Extract all lines from the data beneath that include the word "label".

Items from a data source
"""
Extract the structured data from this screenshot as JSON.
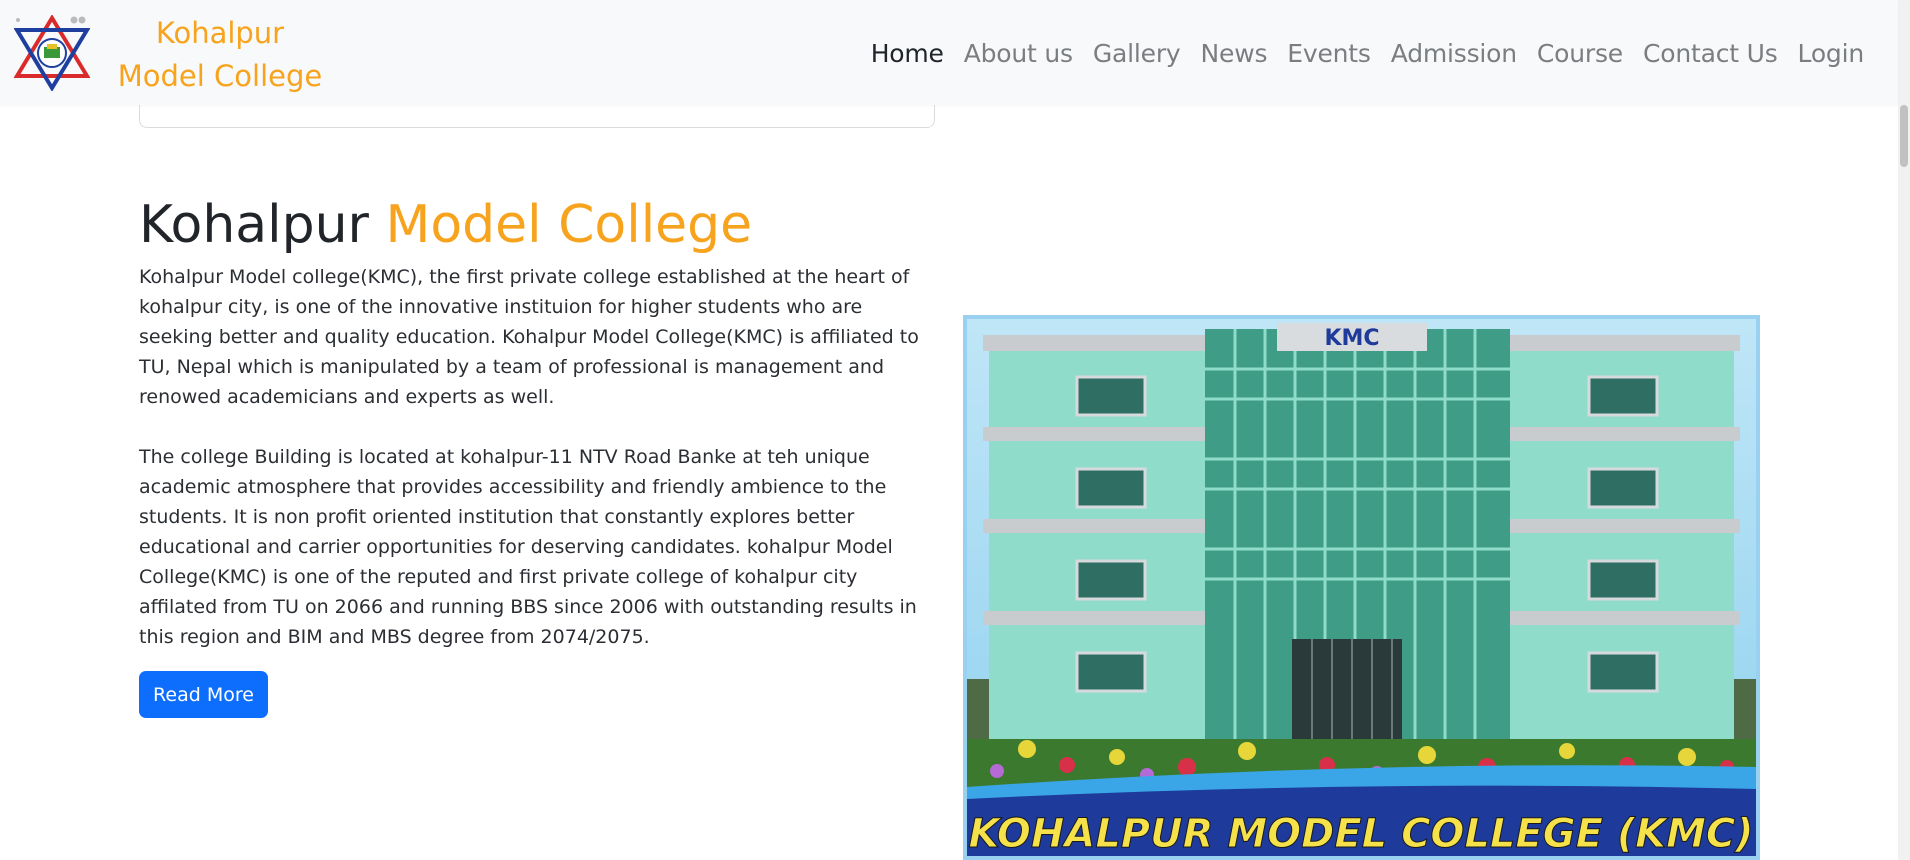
{
  "navbar": {
    "brand": "Kohalpur Model College",
    "logo_icon": "college-emblem-icon",
    "links": [
      {
        "label": "Home",
        "active": true
      },
      {
        "label": "About us"
      },
      {
        "label": "Gallery"
      },
      {
        "label": "News"
      },
      {
        "label": "Events"
      },
      {
        "label": "Admission"
      },
      {
        "label": "Course"
      },
      {
        "label": "Contact Us"
      },
      {
        "label": "Login"
      }
    ]
  },
  "main": {
    "heading_dark": "Kohalpur",
    "heading_accent": "Model College",
    "paragraph1": "Kohalpur Model college(KMC), the first private college established at the heart of kohalpur city, is one of the innovative instituion for higher students who are seeking better and quality education. Kohalpur Model College(KMC) is affiliated to TU, Nepal which is manipulated by a team of professional is management and renowed academicians and experts as well.",
    "paragraph2": "The college Building is located at kohalpur-11 NTV Road Banke at teh unique academic atmosphere that provides accessibility and friendly ambience to the students. It is non profit oriented institution that constantly explores better educational and carrier opportunities for deserving candidates. kohalpur Model College(KMC) is one of the reputed and first private college of kohalpur city affilated from TU on 2066 and running BBS since 2006 with outstanding results in this region and BIM and MBS degree from 2074/2075.",
    "read_more": "Read More"
  },
  "photo": {
    "sign_text": "KMC",
    "banner_text": "KOHALPUR MODEL COLLEGE (KMC)"
  },
  "colors": {
    "accent": "#f7a31d",
    "primary_button": "#0d6efd",
    "building": "#7fd6c6",
    "banner": "#1e3a9a"
  }
}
"""
**RESPONSE FOR THIS EXERCISE:**
        "label": "Home",
        "label": "About us"
        "label": "Gallery"
        "label": "News"
        "label": "Events"
        "label": "Admission"
        "label": "Course"
        "label": "Contact Us"
        "label": "Login"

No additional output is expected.